- **To do**
Rewrite the part of the palindrome-prime post starting with "So I'm trying" and going on through "you please help.", switching "code" to "script" wherever it occurs.

----- Provided text

Question

So I'm trying to figure out how to find all the palindrome prime numbers between 2 numbers. So far my code can find the palindrome but when I check for a prime number, it prints out the non-primes as well. And there are numbers which are printed multiple times.

Could you please help.

Thanks.

a = 0
b = 500
a += 1   
for i in range(a,b):
    if(str(i) == str(i)[::-1]):
        if(i>2):
            for a in range(2,i):
                y = True
                if(i%a==0):
                    y = False
                    break
            if y:
                print(i)
Was it helpful?

Solution

Based on your most recent code, you simply need to make sure that you reset y, which serves as your positive indicator of primality, for each number you test. Otherwise, it will stay False when you get to the number 4, the first composite number.

>>> a = 0
>>> b = 500
>>> a += 1
>>> for i in range(a,b):
        y = True
        if(str(i) == str(i)[::-1]):
            if(i>2):
                for a in range(2,i):
                    if(i%a==0):
                        y = False
                        break
                if y:
                    print(i)

----------
----- Raw records

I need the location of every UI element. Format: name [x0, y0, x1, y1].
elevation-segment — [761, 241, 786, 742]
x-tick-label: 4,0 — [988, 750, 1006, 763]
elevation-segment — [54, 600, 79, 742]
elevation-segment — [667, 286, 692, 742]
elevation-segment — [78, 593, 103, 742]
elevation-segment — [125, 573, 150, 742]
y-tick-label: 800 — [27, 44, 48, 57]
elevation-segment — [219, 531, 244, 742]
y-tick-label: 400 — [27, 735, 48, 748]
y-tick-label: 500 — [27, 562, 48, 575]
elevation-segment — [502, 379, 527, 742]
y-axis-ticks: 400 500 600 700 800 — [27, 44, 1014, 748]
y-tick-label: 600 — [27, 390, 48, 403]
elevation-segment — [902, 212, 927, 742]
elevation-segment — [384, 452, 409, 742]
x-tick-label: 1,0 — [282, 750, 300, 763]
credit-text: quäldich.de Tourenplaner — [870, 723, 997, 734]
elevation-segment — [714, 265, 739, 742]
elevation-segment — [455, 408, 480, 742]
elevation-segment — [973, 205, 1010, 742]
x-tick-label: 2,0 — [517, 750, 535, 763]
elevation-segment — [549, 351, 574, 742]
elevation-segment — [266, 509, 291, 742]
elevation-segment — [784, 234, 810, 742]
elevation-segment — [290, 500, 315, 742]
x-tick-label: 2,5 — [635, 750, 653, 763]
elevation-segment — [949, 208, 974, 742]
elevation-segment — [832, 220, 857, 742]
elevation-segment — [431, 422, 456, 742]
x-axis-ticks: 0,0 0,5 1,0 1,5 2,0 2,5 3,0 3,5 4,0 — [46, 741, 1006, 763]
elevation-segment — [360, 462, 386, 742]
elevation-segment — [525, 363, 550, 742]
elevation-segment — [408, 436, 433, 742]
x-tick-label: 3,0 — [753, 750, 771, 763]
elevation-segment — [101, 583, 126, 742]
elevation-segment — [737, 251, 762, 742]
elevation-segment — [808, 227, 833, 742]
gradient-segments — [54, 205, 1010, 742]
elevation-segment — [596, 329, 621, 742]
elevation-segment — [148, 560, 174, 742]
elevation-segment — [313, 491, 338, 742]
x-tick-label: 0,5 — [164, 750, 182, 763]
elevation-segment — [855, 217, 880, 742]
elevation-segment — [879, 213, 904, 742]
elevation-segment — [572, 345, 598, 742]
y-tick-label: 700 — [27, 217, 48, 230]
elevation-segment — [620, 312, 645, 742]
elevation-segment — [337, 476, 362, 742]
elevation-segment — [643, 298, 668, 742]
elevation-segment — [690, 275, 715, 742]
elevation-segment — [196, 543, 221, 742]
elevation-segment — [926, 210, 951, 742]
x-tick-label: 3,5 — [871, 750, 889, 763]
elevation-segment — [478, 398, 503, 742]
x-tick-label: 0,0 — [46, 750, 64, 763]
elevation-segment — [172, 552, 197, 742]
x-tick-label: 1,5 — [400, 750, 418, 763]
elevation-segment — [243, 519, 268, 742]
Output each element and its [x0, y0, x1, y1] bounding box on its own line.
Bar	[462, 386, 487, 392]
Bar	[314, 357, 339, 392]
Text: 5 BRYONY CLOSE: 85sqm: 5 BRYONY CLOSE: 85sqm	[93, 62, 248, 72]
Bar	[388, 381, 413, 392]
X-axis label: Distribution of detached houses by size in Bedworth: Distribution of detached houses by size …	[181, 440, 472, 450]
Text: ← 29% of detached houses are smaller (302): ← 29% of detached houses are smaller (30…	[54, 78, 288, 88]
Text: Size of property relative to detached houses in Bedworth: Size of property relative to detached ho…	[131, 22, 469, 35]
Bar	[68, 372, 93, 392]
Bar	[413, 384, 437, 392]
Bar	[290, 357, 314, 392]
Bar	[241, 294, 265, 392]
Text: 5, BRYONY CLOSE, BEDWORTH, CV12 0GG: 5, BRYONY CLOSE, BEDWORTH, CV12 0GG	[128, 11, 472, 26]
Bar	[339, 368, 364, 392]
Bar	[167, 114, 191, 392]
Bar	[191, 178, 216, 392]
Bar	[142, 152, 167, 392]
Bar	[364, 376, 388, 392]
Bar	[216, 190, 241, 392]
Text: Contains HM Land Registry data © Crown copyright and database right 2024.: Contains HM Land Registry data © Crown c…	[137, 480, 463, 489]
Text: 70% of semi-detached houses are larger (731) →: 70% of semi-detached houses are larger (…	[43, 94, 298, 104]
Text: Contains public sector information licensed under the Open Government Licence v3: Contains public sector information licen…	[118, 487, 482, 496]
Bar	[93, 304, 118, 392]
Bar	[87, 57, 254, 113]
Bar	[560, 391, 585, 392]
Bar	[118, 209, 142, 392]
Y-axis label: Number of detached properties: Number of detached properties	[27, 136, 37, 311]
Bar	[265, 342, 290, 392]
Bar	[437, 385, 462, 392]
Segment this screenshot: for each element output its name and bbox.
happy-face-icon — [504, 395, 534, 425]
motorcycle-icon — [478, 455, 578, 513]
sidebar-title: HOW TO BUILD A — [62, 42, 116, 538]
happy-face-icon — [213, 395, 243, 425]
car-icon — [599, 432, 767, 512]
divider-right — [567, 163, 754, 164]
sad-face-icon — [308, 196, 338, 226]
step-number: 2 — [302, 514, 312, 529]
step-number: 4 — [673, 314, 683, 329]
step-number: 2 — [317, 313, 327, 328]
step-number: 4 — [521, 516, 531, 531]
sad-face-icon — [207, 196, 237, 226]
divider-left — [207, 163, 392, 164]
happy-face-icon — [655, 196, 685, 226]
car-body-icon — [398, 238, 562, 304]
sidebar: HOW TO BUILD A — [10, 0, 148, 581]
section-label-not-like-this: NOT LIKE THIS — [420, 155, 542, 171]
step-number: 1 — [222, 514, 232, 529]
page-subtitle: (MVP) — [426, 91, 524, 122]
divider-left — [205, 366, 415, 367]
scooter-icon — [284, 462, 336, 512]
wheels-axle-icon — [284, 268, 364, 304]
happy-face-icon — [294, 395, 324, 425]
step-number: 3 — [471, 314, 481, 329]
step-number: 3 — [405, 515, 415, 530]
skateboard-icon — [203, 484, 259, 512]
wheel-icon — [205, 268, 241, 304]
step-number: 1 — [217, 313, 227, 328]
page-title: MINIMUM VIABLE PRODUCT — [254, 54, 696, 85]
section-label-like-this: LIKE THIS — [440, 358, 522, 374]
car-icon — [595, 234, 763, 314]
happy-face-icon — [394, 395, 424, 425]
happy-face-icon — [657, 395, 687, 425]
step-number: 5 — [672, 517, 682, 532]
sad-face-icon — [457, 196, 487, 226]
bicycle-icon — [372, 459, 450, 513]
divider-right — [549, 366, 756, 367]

----------

- **Correct response**
So I'm trying to figure out how to find all the palindrome prime numbers between 2 numbers. So far my script can find the palindrome but when I check for a prime number, it prints out the non-primes as well. And there are numbers which are printed multiple times.

Could you please help.